[Figure dataset records]
════════════════════

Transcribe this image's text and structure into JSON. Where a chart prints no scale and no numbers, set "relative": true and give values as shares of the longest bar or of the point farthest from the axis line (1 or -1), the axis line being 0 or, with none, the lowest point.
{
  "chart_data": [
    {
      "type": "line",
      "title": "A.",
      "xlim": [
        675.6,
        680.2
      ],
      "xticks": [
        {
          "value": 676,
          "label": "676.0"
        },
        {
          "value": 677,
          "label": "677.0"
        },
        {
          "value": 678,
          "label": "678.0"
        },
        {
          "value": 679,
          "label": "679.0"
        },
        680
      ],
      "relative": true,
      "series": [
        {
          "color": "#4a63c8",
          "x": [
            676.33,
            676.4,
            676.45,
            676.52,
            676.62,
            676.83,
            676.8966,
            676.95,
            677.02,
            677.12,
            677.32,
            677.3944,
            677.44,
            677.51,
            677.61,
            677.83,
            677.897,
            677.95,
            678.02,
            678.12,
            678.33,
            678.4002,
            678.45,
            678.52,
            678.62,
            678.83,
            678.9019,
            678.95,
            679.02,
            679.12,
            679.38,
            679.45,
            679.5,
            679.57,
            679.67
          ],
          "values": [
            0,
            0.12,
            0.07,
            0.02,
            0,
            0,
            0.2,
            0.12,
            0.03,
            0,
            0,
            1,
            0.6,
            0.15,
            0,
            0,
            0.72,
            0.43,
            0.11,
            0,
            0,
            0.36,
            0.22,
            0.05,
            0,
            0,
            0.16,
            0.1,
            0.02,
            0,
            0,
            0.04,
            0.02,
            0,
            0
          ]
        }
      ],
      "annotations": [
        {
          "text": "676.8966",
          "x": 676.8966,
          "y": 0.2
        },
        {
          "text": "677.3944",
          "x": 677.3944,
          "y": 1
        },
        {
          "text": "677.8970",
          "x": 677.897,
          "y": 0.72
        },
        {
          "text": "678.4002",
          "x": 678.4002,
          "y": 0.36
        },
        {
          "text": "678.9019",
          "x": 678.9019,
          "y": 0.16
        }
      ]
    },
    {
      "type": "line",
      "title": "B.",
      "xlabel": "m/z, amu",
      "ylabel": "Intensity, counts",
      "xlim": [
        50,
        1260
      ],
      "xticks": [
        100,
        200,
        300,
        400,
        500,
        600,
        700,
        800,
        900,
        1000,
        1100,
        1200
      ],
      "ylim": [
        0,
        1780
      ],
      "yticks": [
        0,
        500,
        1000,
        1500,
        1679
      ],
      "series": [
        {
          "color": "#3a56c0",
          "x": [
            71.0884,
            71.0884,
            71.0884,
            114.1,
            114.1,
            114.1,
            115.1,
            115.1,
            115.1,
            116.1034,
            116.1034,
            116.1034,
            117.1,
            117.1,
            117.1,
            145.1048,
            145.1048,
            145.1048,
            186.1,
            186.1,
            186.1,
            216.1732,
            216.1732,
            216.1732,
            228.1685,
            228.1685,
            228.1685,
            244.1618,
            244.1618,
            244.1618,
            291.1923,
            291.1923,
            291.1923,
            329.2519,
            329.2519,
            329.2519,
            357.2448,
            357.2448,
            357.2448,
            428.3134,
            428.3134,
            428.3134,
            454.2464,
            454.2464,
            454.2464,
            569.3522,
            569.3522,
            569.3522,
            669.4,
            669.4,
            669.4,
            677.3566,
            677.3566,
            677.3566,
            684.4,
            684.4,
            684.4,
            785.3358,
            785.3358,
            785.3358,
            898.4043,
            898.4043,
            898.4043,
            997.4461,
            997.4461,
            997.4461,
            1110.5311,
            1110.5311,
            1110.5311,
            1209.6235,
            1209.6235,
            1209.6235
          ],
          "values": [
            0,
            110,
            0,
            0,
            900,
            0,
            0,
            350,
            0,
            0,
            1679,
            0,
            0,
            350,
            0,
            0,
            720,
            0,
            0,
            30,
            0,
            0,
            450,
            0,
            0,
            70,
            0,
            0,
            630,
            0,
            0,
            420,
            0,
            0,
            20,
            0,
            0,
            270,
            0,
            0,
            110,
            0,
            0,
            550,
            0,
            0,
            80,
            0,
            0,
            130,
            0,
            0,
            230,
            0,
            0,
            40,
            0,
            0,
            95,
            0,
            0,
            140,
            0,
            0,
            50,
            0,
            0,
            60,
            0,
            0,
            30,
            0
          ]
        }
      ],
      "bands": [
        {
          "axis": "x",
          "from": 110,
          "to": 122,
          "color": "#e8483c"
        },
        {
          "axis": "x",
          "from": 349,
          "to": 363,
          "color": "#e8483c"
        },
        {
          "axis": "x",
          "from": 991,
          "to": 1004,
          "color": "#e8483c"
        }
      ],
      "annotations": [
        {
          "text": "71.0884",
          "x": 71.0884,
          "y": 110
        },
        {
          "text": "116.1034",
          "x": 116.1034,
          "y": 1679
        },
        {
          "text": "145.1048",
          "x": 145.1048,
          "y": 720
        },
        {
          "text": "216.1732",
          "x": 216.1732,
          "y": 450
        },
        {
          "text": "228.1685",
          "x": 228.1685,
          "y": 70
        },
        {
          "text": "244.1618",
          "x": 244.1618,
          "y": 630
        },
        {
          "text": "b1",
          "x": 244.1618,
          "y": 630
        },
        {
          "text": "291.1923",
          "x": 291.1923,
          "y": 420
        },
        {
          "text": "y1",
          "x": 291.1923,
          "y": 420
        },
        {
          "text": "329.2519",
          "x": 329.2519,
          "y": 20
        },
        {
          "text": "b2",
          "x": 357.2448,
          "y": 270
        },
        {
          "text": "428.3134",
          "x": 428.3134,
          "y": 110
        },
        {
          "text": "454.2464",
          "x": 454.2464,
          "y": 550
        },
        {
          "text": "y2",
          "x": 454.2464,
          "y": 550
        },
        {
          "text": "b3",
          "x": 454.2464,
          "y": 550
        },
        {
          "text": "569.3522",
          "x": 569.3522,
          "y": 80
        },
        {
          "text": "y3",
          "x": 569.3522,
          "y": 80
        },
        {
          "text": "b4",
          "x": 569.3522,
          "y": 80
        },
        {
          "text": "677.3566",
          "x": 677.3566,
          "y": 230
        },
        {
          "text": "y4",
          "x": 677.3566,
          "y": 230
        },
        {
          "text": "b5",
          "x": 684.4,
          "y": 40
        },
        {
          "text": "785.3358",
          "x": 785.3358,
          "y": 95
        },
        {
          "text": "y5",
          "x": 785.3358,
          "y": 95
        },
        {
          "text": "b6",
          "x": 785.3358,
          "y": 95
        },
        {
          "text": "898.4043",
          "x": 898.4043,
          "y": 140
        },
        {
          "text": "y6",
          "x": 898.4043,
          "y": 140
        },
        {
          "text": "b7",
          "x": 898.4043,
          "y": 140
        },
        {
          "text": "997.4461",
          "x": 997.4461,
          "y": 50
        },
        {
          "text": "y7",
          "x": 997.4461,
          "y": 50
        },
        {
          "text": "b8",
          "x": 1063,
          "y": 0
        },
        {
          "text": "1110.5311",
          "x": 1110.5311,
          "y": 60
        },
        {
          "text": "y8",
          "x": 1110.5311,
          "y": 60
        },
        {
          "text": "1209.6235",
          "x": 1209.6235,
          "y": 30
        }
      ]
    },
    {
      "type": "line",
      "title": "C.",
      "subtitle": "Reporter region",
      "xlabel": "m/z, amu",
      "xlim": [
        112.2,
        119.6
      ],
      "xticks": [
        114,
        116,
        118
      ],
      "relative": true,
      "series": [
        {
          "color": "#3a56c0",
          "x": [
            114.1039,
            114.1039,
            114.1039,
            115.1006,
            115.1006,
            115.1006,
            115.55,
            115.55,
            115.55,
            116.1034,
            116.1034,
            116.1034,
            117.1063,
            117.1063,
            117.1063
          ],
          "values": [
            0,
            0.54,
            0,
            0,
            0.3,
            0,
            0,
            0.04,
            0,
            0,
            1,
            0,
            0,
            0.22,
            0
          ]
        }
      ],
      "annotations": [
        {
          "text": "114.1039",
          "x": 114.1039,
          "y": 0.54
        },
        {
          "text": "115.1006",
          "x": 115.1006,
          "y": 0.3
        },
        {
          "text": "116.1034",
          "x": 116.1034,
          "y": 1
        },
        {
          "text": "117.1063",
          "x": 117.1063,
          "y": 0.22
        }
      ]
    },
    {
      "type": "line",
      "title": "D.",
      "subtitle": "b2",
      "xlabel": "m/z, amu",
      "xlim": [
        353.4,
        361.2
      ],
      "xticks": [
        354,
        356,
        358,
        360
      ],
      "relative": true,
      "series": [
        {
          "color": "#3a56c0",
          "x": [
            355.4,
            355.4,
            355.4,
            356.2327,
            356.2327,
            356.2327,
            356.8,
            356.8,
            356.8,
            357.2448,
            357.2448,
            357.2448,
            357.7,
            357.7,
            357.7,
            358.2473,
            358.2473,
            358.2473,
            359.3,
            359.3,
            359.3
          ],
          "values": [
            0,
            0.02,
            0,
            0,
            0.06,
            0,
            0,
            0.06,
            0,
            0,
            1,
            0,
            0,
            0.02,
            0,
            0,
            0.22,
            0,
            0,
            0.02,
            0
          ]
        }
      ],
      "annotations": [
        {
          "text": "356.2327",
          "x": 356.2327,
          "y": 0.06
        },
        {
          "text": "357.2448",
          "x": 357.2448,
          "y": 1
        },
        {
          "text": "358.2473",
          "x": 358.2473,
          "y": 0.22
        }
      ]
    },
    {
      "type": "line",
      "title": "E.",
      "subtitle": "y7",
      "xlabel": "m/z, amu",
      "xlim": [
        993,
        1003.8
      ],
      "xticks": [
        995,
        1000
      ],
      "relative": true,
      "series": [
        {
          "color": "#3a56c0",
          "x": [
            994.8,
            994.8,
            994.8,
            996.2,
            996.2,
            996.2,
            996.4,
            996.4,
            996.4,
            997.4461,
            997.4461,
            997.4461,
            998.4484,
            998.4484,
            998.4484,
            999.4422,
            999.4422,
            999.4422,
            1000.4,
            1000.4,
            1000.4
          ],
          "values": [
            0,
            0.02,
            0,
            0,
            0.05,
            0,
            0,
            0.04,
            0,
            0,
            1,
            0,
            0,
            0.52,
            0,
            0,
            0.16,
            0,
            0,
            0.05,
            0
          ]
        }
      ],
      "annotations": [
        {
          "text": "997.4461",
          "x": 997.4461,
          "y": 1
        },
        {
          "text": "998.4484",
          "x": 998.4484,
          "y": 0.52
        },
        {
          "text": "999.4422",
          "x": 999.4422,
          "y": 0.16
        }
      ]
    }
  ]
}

════════════════════

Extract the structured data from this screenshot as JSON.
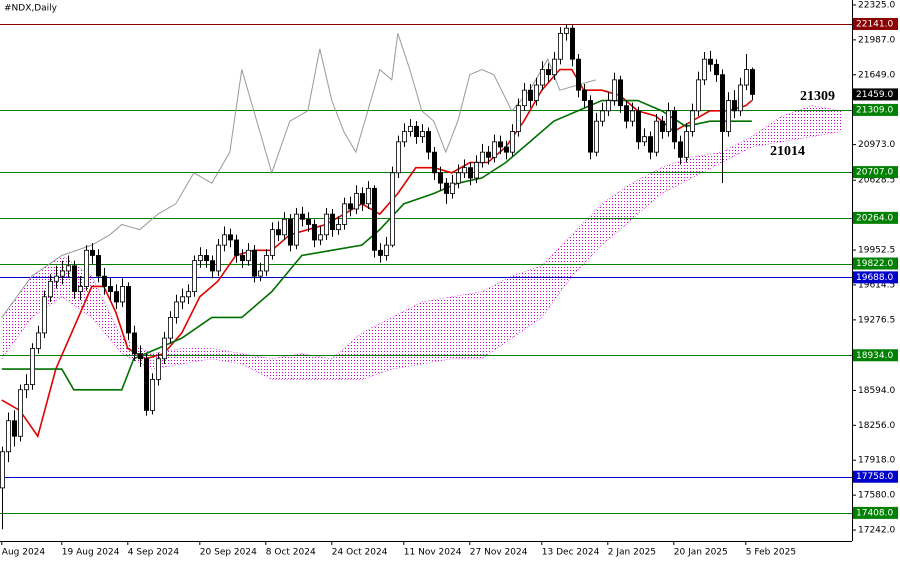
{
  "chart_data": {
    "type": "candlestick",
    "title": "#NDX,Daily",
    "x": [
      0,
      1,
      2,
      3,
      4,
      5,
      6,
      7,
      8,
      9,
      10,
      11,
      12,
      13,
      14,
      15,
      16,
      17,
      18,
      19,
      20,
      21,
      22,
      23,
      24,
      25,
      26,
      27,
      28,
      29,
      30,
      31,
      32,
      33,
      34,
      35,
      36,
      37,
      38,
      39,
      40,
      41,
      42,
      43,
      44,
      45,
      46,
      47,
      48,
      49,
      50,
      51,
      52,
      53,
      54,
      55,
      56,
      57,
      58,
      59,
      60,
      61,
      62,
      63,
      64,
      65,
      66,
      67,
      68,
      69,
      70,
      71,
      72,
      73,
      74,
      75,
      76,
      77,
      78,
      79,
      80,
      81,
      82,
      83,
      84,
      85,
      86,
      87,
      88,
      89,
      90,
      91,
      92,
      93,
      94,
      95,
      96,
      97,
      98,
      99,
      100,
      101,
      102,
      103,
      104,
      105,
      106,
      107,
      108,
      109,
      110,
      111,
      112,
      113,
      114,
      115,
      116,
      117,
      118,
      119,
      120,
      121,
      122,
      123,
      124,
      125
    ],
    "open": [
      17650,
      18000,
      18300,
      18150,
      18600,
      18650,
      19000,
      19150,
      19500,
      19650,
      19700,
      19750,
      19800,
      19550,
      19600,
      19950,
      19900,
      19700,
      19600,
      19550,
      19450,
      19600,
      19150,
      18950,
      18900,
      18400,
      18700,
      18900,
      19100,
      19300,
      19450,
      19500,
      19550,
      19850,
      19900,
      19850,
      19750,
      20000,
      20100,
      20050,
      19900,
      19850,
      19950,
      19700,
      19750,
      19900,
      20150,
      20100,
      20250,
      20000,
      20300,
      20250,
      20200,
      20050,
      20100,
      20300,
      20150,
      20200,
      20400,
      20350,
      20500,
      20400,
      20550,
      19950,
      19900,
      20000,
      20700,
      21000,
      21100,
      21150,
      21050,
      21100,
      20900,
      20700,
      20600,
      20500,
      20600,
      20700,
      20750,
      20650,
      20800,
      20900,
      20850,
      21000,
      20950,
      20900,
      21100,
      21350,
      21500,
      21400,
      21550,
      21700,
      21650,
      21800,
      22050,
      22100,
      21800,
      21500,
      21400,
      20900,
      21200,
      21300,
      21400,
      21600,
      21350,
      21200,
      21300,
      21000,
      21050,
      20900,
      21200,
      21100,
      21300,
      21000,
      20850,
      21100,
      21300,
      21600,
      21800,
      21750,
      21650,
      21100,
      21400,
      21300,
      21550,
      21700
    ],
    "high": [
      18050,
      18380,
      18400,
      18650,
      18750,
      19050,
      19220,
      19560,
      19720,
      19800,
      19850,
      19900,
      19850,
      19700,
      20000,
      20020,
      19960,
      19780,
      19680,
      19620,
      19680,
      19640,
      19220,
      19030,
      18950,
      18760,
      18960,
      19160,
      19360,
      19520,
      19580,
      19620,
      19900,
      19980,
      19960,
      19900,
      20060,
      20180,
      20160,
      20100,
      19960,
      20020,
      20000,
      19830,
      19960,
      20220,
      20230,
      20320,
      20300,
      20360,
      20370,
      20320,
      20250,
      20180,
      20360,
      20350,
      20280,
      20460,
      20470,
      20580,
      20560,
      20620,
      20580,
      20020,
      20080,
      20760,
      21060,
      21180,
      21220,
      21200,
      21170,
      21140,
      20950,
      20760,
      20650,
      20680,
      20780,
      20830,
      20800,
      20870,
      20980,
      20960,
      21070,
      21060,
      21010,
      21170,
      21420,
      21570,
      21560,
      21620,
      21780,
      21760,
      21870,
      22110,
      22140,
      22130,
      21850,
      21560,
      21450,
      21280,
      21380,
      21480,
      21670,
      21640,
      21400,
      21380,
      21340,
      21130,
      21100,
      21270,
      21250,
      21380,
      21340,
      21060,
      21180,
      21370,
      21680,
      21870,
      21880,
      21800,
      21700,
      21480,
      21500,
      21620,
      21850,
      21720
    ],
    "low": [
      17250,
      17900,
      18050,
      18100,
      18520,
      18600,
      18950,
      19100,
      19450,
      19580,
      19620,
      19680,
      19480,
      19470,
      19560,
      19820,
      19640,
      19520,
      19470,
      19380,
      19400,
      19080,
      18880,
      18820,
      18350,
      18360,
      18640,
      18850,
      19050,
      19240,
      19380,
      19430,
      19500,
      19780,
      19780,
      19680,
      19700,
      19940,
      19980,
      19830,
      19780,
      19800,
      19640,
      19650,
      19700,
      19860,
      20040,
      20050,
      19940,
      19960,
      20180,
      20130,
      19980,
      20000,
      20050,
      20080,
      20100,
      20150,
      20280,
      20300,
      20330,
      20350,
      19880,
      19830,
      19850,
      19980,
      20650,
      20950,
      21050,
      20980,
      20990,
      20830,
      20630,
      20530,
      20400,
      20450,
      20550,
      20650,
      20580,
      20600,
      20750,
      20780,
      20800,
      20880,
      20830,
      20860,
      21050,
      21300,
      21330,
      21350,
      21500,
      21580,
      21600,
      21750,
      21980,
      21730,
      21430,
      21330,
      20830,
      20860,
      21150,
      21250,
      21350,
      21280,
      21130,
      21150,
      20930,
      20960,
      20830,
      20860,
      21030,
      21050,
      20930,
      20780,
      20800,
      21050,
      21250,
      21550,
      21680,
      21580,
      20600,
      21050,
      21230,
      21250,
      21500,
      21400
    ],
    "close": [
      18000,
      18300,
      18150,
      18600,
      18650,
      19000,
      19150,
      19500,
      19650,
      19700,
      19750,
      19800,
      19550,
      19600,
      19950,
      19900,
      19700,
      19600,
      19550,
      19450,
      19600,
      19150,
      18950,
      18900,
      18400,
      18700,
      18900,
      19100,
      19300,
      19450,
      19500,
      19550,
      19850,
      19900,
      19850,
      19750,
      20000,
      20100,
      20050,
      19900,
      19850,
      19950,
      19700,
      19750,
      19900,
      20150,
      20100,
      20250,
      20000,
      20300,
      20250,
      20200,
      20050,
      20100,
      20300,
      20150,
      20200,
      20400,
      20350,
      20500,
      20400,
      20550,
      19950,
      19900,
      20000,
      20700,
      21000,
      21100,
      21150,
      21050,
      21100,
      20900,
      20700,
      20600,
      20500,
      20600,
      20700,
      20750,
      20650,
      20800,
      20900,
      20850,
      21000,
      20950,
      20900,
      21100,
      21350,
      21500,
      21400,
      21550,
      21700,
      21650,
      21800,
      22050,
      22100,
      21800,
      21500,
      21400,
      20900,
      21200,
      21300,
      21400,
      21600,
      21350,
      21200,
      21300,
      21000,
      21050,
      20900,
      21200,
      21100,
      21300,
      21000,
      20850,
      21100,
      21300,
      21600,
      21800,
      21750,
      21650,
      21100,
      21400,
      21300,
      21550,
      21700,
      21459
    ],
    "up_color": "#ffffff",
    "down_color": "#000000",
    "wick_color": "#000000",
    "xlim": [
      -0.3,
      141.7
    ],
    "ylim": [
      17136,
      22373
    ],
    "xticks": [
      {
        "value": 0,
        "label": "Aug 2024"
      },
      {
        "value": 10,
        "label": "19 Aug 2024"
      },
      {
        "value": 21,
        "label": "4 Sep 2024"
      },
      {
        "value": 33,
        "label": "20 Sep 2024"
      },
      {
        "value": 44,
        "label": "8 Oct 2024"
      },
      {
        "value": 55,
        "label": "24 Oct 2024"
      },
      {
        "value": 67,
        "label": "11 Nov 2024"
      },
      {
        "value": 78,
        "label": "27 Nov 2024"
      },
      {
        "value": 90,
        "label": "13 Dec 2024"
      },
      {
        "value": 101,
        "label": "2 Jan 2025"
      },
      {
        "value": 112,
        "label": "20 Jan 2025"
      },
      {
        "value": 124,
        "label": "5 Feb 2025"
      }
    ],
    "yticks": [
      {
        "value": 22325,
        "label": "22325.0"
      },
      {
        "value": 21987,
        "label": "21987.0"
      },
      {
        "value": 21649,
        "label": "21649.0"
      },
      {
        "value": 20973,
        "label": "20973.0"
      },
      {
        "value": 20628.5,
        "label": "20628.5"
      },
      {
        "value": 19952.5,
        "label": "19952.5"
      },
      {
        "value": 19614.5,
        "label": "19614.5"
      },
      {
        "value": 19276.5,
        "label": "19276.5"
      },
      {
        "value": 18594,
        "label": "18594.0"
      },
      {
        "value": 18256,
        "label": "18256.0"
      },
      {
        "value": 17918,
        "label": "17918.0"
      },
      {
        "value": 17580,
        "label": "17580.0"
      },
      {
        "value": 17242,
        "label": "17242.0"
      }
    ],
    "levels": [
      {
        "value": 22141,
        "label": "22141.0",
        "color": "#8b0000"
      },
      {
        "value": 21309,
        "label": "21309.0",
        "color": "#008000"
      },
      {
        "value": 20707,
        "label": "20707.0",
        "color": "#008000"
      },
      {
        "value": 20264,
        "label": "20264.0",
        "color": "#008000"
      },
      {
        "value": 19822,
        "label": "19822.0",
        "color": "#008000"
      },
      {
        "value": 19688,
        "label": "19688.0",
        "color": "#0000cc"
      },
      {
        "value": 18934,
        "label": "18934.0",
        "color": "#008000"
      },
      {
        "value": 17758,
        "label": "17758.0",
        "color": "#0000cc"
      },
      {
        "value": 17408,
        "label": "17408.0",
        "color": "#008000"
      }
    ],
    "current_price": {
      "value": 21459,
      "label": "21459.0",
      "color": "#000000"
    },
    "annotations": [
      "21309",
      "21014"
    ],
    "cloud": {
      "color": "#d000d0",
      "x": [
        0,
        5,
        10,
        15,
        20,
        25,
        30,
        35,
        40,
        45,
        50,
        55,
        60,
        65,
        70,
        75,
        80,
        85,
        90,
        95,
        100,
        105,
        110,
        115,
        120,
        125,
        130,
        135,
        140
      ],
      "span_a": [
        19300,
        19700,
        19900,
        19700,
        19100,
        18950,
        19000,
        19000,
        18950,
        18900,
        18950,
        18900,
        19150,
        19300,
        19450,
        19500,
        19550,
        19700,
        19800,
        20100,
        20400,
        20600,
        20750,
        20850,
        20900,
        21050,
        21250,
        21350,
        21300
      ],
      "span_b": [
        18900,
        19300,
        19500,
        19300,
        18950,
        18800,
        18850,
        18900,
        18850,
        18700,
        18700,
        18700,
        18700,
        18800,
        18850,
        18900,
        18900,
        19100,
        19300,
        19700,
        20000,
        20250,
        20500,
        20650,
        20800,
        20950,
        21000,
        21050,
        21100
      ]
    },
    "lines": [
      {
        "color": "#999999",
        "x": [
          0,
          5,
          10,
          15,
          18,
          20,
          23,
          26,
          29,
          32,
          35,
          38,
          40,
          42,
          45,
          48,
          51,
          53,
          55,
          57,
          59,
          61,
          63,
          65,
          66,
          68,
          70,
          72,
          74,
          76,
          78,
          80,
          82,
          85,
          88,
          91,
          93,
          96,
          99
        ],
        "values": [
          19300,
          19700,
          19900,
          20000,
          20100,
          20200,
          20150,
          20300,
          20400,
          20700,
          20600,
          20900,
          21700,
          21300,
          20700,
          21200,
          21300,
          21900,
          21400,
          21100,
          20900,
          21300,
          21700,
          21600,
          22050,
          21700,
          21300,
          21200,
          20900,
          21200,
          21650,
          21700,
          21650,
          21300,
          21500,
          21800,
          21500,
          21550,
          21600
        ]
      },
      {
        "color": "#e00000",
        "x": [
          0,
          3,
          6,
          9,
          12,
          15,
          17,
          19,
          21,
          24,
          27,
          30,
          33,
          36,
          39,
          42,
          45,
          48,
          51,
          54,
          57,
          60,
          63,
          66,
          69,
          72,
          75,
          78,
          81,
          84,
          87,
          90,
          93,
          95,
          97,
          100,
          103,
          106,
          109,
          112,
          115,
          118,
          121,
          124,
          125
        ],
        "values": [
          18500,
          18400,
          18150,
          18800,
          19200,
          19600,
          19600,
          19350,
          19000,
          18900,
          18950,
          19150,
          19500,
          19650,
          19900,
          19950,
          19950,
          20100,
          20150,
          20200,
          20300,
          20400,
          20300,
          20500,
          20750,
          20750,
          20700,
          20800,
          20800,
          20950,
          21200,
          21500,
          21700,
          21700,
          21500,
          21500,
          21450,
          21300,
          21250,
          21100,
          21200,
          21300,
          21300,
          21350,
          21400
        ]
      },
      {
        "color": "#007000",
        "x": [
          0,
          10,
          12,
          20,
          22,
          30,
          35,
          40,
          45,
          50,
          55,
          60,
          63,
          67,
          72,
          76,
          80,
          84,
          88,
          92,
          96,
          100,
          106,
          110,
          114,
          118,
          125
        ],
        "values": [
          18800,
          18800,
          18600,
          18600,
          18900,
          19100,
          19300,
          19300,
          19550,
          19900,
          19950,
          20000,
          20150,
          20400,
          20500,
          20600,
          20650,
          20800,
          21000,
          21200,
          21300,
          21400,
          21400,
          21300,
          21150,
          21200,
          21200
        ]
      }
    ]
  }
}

════════════════════

→ **What you have to do**: Going through the entries above line by line, work out how many lines include the word "from". Only the number is required.

→ **Response to the exercise**: 5